:: Directions ::
Copy the listing below in full and skip every picture.

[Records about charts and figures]
** Begin **

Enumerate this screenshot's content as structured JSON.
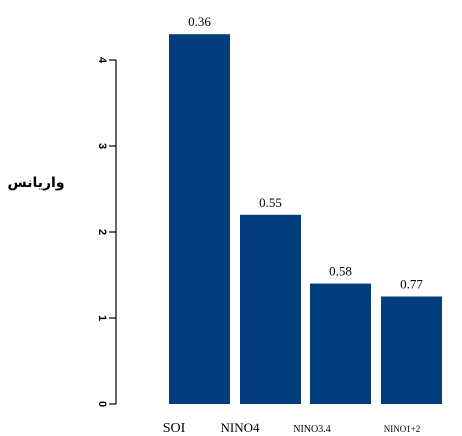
{
  "chart_data": {
    "type": "bar",
    "categories": [
      "SOI",
      "NINO4",
      "NINO3.4",
      "NINO1+2"
    ],
    "values": [
      4.3,
      2.2,
      1.4,
      1.25
    ],
    "data_labels": [
      "0.36",
      "0.55",
      "0.58",
      "0.77"
    ],
    "ylabel": "واریانس",
    "xlabel": "",
    "ylim": [
      0,
      4.5
    ],
    "yticks": [
      0,
      1,
      2,
      3,
      4
    ],
    "grid": false,
    "colors": {
      "bar": "#023e7d"
    }
  }
}
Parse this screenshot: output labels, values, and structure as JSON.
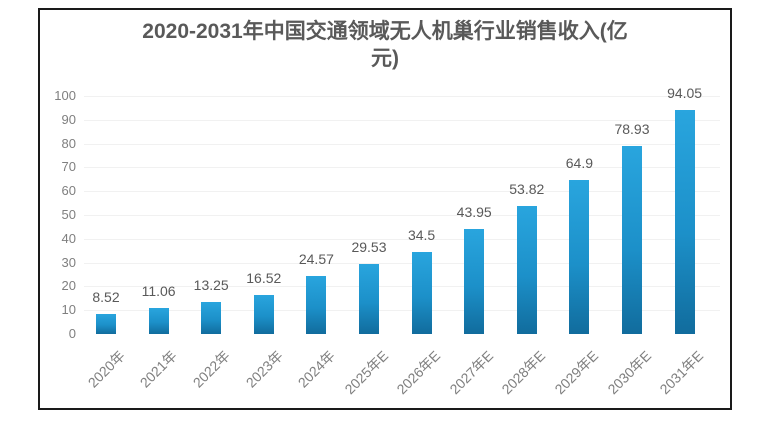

** End **

:: Output of the exercise ::
Enumerate this screenshot's content as structured JSON.
{
  "chart_data": {
    "type": "bar",
    "categories": [
      "SOI",
      "NINO4",
      "NINO3.4",
      "NINO1+2"
    ],
    "values": [
      4.3,
      2.2,
      1.4,
      1.25
    ],
    "data_labels": [
      "0.36",
      "0.55",
      "0.58",
      "0.77"
    ],
    "ylabel": "واریانس",
    "xlabel": "",
    "ylim": [
      0,
      4.5
    ],
    "yticks": [
      0,
      1,
      2,
      3,
      4
    ],
    "grid": false,
    "colors": {
      "bar": "#023e7d"
    }
  }
}
Parse this screenshot: output labels, values, and structure as JSON.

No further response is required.